> **Exercise**:
Below are the records. List every line holding the word "cell".

::::::

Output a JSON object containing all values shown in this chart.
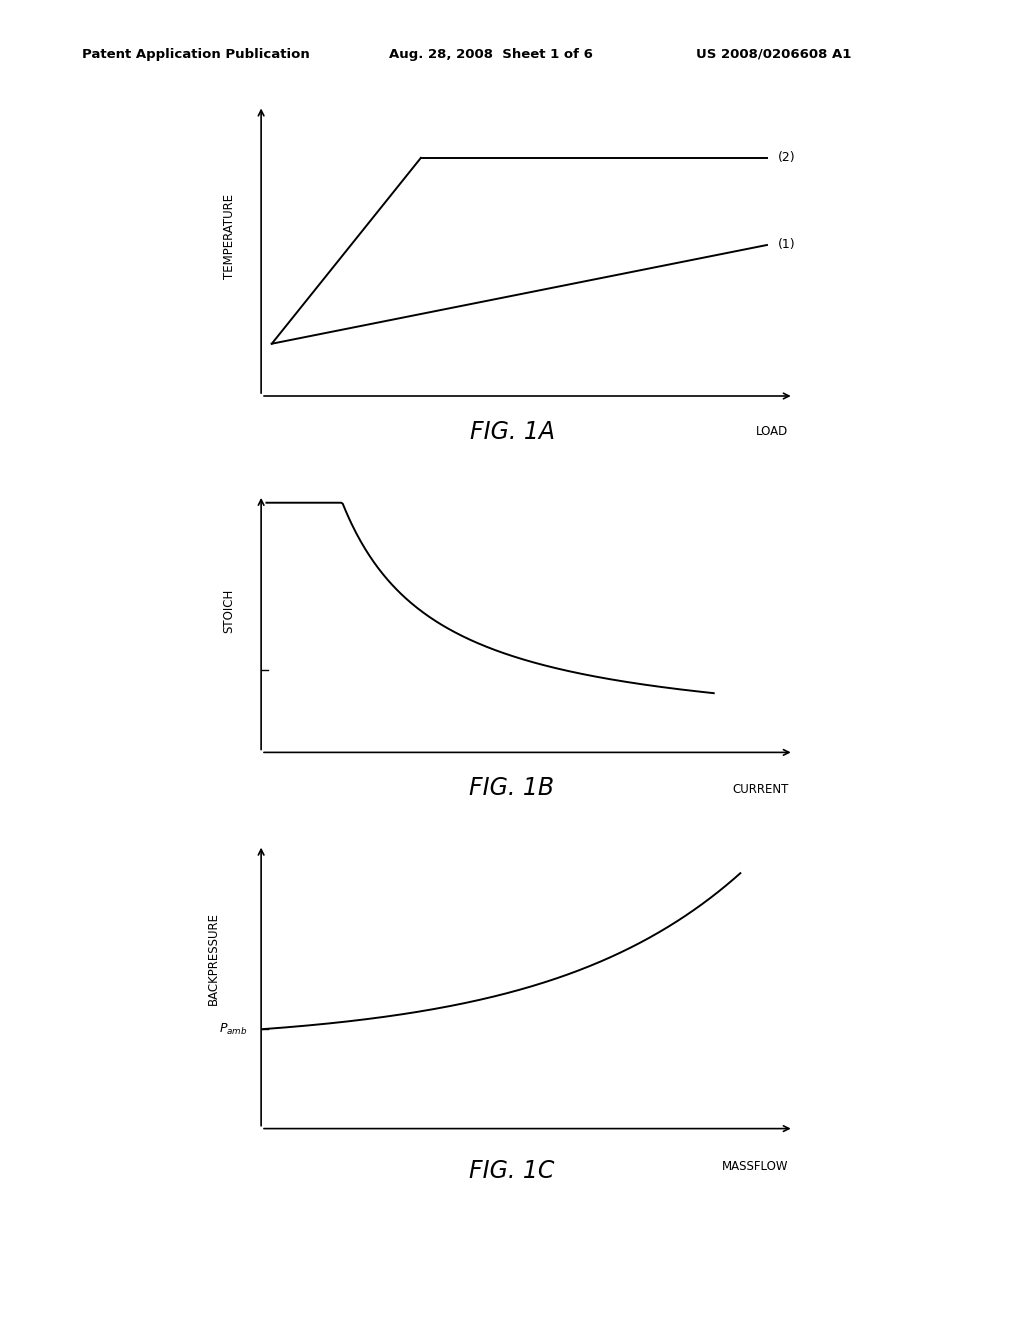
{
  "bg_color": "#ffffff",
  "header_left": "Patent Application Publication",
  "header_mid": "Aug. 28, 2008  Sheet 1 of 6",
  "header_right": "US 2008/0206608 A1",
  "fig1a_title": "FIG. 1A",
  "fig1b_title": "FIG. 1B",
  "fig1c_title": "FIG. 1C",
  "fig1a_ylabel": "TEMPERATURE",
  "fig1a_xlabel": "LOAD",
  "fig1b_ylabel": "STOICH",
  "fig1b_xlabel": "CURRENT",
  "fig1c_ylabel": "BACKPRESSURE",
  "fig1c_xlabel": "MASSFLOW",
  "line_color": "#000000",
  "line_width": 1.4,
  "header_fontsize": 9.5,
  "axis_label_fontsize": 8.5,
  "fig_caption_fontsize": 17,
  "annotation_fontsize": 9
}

::::::

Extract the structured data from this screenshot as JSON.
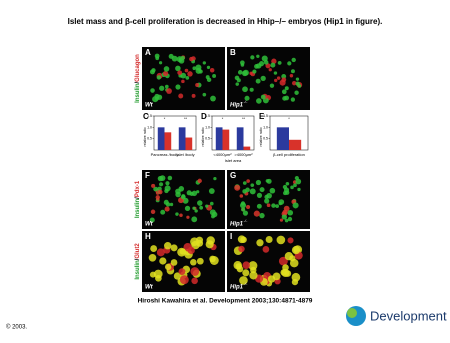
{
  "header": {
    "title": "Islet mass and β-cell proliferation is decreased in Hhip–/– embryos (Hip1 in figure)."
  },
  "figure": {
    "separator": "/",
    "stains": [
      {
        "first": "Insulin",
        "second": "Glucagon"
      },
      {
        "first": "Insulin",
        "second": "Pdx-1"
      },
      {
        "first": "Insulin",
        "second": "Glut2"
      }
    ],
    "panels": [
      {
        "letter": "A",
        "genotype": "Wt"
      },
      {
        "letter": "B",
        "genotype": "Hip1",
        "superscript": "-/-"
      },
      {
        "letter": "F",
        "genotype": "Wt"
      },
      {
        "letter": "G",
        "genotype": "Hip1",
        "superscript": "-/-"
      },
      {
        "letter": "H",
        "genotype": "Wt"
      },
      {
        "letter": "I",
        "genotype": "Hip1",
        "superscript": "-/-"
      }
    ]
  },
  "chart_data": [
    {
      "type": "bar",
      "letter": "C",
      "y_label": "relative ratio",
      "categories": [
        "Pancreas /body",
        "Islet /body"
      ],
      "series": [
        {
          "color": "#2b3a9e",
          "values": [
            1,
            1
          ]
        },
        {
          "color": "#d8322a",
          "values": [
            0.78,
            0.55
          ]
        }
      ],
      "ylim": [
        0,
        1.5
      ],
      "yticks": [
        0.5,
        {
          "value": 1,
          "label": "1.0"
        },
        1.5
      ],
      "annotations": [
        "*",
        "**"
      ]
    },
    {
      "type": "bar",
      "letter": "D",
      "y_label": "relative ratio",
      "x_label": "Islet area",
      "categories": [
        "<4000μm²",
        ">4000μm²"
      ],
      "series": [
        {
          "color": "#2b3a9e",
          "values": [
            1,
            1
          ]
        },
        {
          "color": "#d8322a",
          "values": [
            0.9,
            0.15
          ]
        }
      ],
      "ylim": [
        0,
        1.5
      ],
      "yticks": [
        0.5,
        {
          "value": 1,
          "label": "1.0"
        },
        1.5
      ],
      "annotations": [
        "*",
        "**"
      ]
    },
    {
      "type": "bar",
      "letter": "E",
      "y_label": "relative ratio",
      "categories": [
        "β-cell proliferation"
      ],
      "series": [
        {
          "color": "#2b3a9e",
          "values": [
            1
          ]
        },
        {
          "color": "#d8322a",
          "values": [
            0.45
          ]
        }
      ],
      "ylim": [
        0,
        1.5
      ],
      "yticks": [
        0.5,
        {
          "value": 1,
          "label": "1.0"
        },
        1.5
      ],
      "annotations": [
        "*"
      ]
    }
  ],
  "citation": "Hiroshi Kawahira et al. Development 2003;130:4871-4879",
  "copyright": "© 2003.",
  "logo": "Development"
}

::::::

> **Output of the task**:
    "title": "Islet mass and β-cell proliferation is decreased in Hhip–/– embryos (Hip1 in figure)."
        "β-cell proliferation"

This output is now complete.